*Verilen görev 1*
Kayıtlarda "79, 71, 101]" bulunan satırdan "203, 484, 219]" bulunan satıra kadar uzanan satırları hiç değiştirmeden tekrar yazın. İki uçtaki satırlar da dahildir.
--- Alıntı metin ---
İlçe isminin nereden geldiği konusunda çeşitli rivayetler mevcuttur. Bazı kaynaklara göre, ilçenin adı birçok değişimlerden sonra Farsça, Arapça ve Süryanice karışımından meydana gelmiş ‘ayna’ anlamına gelmektedir. Başka bir rivayete göre ise Midyat, Mağaralar Kenti anlamına gelen ‘Matiate’ kelimesinden ismini almıştır. Midyat ilçesi 1927 yılında Mardin iline bağlanmıştır.
Tarihî süreç içerisinde Midyat’ın farklı medeniyetlere ev sahipliği yaptığını zikretmiştik. İslâm hâkimiyetinden önce Midyat 6 farklı egemenlik altına girmiştir. Bunlar; Hurri-Mitanni, Asur, Med, Pers, Büyük İskender ve Diadoklar, Roma ve Bizans egemenlikleriydi. Midyat’ın İslâm hâkimiyetine girmesi ise 640 yılı Hz. Ömer dönemine rastlar. Daha sonra bölgeye yeni Müslüman olan Emevî ve Abbasîler egemen olmuştur. Özellikle Abbasîlerin yöreye hâkim olmasıyla birlikte bölgede çok geniş bir imar faaliyeti başlamıştır. Midyat köylerinin büyük bir kısmı Abbasiler’in en parlak dönemini yaşadığı Sultan Harun Reşit döneminde kurulmuştur. Artuklu ve Osmanlı hâkimiyetlerinden sonra Türkiye Cumhuriyeti idaresi altına girmiştir.
Kültürel yapı olarak ilk dikkat çeken unsur, camiiler ve kiliselerdir. Bakıldığı zaman camiler ve kiliseler bir arada görünmektedir. Bu da bölgenin kültürel açıdan farklılık arz ettiğini gösterir. Bölgede 19 kilise bulunmaktadır. Kiliseler de dâhil yerleşimlerin bulunduğu bölgelerde yapısal olarak tamamen tarihî bir doku sezilmektedir.
---
*Verilen görev 2*
Midyat hakkındaki metnin "İlçe isminin nereden" ifadesinden "Mardin iline bağlanmıştır." ifadesine kadar olan kısmını aynen yazıya geçirin.
--- Sağlanan kayıtlar ---
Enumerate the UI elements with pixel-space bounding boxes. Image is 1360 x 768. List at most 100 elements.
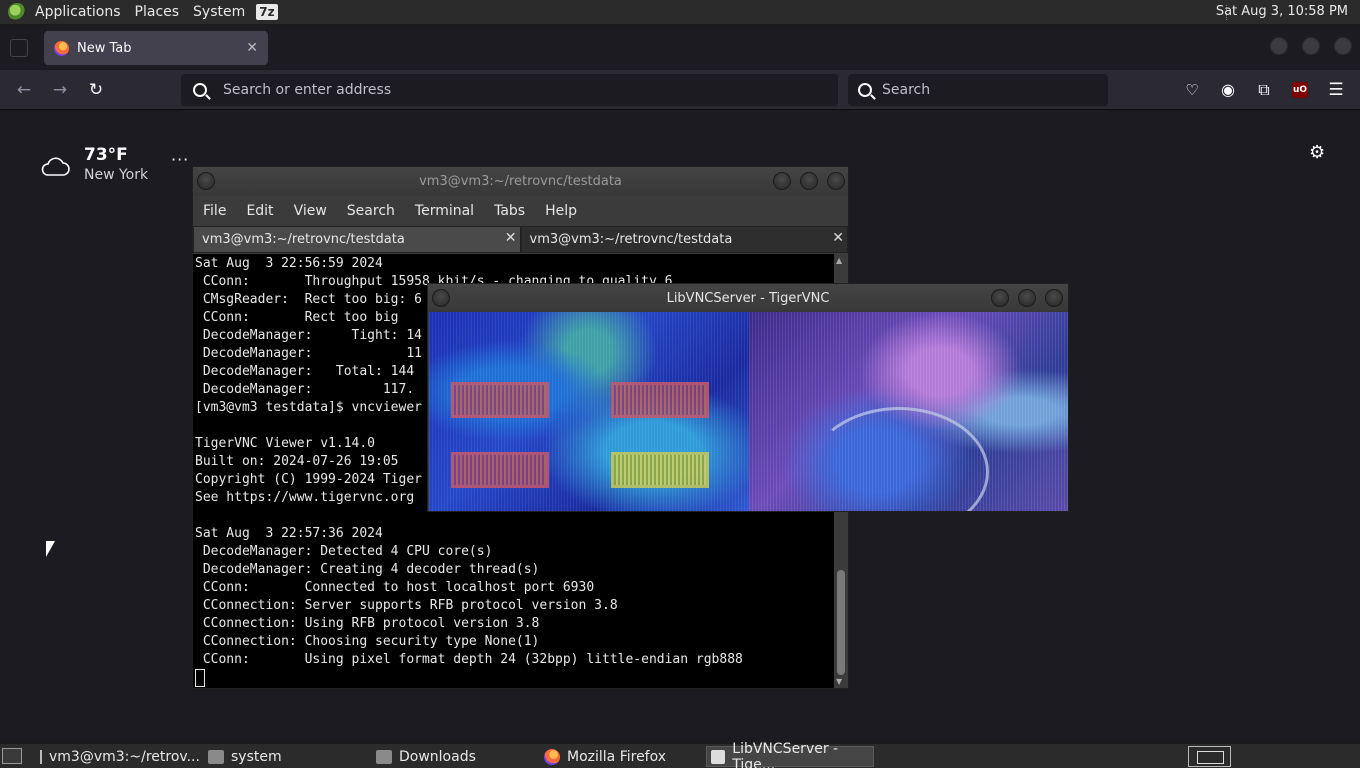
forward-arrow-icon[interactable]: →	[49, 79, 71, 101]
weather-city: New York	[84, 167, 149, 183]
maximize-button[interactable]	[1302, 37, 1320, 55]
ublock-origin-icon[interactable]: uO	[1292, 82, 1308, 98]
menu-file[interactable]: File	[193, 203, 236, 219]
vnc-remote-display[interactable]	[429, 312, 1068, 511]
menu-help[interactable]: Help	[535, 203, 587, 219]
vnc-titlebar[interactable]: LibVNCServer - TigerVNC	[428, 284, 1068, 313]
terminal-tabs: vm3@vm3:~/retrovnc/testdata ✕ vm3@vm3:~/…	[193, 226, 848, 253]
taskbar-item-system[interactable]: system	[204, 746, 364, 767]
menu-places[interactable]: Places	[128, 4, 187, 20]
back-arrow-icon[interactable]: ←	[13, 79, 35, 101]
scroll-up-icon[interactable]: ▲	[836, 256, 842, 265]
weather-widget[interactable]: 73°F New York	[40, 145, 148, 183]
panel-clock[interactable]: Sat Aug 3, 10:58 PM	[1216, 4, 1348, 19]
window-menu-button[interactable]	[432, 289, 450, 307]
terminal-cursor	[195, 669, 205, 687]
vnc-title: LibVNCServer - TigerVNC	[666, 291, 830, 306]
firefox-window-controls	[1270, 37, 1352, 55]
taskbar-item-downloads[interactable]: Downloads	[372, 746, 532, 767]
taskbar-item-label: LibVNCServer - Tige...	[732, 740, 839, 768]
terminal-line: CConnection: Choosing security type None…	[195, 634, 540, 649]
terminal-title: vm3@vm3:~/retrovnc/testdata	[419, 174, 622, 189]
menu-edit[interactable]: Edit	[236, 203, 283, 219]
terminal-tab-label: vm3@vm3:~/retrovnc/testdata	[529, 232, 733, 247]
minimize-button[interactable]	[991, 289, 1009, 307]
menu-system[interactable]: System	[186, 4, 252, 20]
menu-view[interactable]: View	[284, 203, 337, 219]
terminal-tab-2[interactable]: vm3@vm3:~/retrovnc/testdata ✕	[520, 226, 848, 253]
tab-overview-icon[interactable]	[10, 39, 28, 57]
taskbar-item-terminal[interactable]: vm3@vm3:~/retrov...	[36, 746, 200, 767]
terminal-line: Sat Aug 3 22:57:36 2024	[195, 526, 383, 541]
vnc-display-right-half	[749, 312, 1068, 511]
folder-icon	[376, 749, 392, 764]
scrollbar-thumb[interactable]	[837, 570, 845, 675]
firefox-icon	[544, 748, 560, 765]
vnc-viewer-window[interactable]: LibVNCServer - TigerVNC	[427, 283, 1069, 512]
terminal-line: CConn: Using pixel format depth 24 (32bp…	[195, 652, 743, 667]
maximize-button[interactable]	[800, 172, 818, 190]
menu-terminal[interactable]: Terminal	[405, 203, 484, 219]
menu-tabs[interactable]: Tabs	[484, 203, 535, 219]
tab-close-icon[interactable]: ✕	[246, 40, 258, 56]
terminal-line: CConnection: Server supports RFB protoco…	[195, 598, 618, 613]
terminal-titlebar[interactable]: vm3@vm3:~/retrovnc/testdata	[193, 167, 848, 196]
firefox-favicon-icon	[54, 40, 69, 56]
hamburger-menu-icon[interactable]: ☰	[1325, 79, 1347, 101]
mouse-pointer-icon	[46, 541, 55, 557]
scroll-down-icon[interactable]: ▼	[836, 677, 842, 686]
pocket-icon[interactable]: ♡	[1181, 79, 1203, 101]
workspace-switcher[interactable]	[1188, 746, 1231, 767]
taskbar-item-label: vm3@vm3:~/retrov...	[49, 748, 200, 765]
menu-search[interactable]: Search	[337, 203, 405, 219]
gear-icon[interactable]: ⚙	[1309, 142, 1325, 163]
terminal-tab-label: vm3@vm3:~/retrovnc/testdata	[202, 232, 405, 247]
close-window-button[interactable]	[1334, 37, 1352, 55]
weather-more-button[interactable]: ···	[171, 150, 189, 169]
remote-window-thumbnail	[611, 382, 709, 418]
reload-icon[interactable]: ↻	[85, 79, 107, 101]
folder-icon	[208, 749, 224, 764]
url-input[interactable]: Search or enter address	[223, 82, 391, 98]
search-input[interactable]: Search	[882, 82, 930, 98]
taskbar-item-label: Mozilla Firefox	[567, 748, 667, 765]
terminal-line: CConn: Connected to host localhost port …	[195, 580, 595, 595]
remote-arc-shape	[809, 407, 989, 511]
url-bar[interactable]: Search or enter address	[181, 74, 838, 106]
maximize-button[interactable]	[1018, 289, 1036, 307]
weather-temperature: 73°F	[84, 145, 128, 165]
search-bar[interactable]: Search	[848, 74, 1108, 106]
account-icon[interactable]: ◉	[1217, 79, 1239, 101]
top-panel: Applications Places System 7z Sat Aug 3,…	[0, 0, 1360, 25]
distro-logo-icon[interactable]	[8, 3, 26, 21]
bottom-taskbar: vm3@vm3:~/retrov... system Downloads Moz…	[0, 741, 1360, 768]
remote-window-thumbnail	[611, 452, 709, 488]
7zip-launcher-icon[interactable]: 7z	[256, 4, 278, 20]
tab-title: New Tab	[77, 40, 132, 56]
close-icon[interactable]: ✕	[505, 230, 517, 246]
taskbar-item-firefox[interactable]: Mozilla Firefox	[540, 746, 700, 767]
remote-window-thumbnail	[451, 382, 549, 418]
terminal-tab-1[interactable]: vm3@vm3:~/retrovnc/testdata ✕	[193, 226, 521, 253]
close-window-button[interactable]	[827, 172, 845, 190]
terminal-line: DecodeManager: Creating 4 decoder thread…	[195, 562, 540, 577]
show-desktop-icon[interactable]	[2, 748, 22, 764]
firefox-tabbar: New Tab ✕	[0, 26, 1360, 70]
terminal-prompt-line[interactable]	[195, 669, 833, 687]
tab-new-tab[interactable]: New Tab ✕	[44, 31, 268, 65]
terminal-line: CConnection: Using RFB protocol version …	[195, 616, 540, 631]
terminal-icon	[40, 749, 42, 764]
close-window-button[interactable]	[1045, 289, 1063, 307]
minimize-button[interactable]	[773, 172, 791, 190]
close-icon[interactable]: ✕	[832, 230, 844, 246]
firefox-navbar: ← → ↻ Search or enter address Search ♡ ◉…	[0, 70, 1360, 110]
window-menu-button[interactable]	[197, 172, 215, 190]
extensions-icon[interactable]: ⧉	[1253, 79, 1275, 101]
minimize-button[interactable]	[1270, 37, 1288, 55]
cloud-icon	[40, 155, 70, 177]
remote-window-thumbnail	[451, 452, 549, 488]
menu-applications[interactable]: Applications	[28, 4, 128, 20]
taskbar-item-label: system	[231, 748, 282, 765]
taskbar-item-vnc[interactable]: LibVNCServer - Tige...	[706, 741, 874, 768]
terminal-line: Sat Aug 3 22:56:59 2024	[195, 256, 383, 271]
---
--- Sağlanan kayıtlar ---
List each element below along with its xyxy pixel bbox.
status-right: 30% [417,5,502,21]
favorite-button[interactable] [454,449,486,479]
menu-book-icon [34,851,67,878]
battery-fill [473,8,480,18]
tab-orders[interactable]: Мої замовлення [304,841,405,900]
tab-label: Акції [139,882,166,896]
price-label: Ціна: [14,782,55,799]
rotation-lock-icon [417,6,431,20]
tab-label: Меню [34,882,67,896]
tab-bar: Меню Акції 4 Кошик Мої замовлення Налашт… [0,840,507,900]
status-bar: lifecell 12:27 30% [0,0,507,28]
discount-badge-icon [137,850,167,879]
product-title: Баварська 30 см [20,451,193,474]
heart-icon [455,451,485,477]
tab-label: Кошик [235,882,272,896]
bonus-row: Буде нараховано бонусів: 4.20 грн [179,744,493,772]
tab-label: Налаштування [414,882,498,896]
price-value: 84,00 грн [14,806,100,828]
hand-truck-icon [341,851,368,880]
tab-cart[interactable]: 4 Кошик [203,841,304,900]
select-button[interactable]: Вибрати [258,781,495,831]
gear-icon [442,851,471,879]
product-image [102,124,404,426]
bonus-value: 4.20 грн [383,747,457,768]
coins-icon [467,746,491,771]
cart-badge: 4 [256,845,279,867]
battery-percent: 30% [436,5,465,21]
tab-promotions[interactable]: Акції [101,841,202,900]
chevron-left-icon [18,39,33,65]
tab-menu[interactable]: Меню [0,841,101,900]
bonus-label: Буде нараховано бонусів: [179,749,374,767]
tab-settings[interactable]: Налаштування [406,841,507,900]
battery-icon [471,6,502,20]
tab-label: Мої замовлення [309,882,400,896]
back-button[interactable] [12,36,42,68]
---
*Alıştırma çözümü 1*
forward-arrow-icon[interactable]: →	[49, 79, 71, 101]
weather-city: New York	[84, 167, 149, 183]
maximize-button[interactable]	[1302, 37, 1320, 55]
ublock-origin-icon[interactable]: uO	[1292, 82, 1308, 98]
menu-file[interactable]: File	[193, 203, 236, 219]
vnc-remote-display[interactable]	[429, 312, 1068, 511]
menu-help[interactable]: Help	[535, 203, 587, 219]
vnc-titlebar[interactable]: LibVNCServer - TigerVNC	[428, 284, 1068, 313]
terminal-tabs: vm3@vm3:~/retrovnc/testdata ✕ vm3@vm3:~/…	[193, 226, 848, 253]
taskbar-item-system[interactable]: system	[204, 746, 364, 767]
menu-places[interactable]: Places	[128, 4, 187, 20]
back-arrow-icon[interactable]: ←	[13, 79, 35, 101]
scroll-up-icon[interactable]: ▲	[836, 256, 842, 265]
weather-widget[interactable]: 73°F New York	[40, 145, 148, 183]
panel-clock[interactable]: Sat Aug 3, 10:58 PM	[1216, 4, 1348, 19]
window-menu-button[interactable]	[432, 289, 450, 307]
terminal-cursor	[195, 669, 205, 687]
vnc-title: LibVNCServer - TigerVNC	[666, 291, 830, 306]
firefox-window-controls	[1270, 37, 1352, 55]
taskbar-item-downloads[interactable]: Downloads	[372, 746, 532, 767]
taskbar-item-label: LibVNCServer - Tige...	[732, 740, 839, 768]
terminal-line: CConnection: Choosing security type None…	[195, 634, 540, 649]
terminal-title: vm3@vm3:~/retrovnc/testdata	[419, 174, 622, 189]
menu-edit[interactable]: Edit	[236, 203, 283, 219]
terminal-tab-label: vm3@vm3:~/retrovnc/testdata	[529, 232, 733, 247]
minimize-button[interactable]	[991, 289, 1009, 307]
menu-system[interactable]: System	[186, 4, 252, 20]
menu-view[interactable]: View	[284, 203, 337, 219]
terminal-tab-2[interactable]: vm3@vm3:~/retrovnc/testdata ✕	[520, 226, 848, 253]
tab-overview-icon[interactable]	[10, 39, 28, 57]
taskbar-item-terminal[interactable]: vm3@vm3:~/retrov...	[36, 746, 200, 767]
terminal-line: Sat Aug 3 22:57:36 2024	[195, 526, 383, 541]
vnc-display-right-half	[749, 312, 1068, 511]
folder-icon	[376, 749, 392, 764]
scrollbar-thumb[interactable]	[837, 570, 845, 675]
firefox-icon	[544, 748, 560, 765]
vnc-viewer-window[interactable]: LibVNCServer - TigerVNC	[427, 283, 1069, 512]
terminal-line: CConn: Using pixel format depth 24 (32bp…	[195, 652, 743, 667]
maximize-button[interactable]	[800, 172, 818, 190]
menu-terminal[interactable]: Terminal	[405, 203, 484, 219]

*Alıştırma çözümü 2*
İlçe isminin nereden geldiği konusunda çeşitli rivayetler mevcuttur. Bazı kaynaklara göre, ilçenin adı birçok değişimlerden sonra Farsça, Arapça ve Süryanice karışımından meydana gelmiş ‘ayna’ anlamına gelmektedir. Başka bir rivayete göre ise Midyat, Mağaralar Kenti anlamına gelen ‘Matiate’ kelimesinden ismini almıştır. Midyat ilçesi 1927 yılında Mardin iline bağlanmıştır.